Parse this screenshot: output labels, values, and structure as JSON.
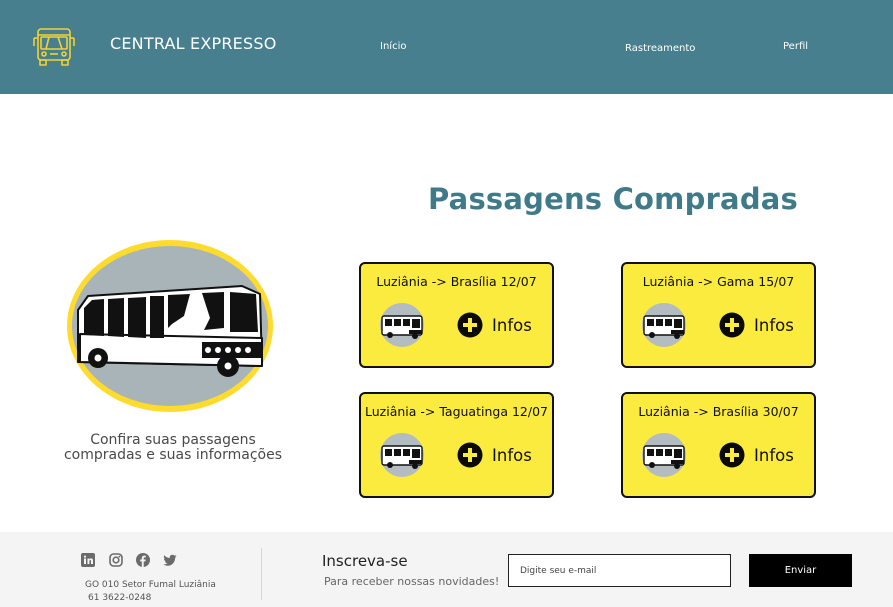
{
  "header": {
    "brand": "CENTRAL EXPRESSO",
    "logo_icon": "bus-outline-icon",
    "nav": {
      "inicio": "Início",
      "rastreamento": "Rastreamento",
      "perfil": "Perfil"
    }
  },
  "main": {
    "title": "Passagens Compradas",
    "illustration_icon": "bus-illustration-icon",
    "caption_line1": "Confira suas passagens",
    "caption_line2": "compradas e suas informações",
    "cards": [
      {
        "route": "Luziânia -> Brasília 12/07",
        "action": "Infos"
      },
      {
        "route": "Luziânia -> Gama 15/07",
        "action": "Infos"
      },
      {
        "route": "Luziânia -> Taguatinga 12/07",
        "action": "Infos"
      },
      {
        "route": "Luziânia -> Brasília 30/07",
        "action": "Infos"
      }
    ]
  },
  "footer": {
    "social_icons": [
      "linkedin-icon",
      "instagram-icon",
      "facebook-icon",
      "twitter-icon"
    ],
    "address": "GO 010 Setor Fumal Luziânia",
    "phone": "61 3622-0248",
    "subscribe_title": "Inscreva-se",
    "subscribe_sub": "Para receber nossas novidades!",
    "email_placeholder": "Digite seu e-mail",
    "email_value": "",
    "send_label": "Enviar"
  },
  "colors": {
    "header_bg": "#487f8e",
    "title": "#3f7a89",
    "card_bg": "#fceb3f",
    "logo_stroke": "#f1d233",
    "footer_bg": "#f4f4f4"
  }
}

________

_Goal_
Find how many lines of the entries contain "suas". Respond with the number only.

_Output of the task_
2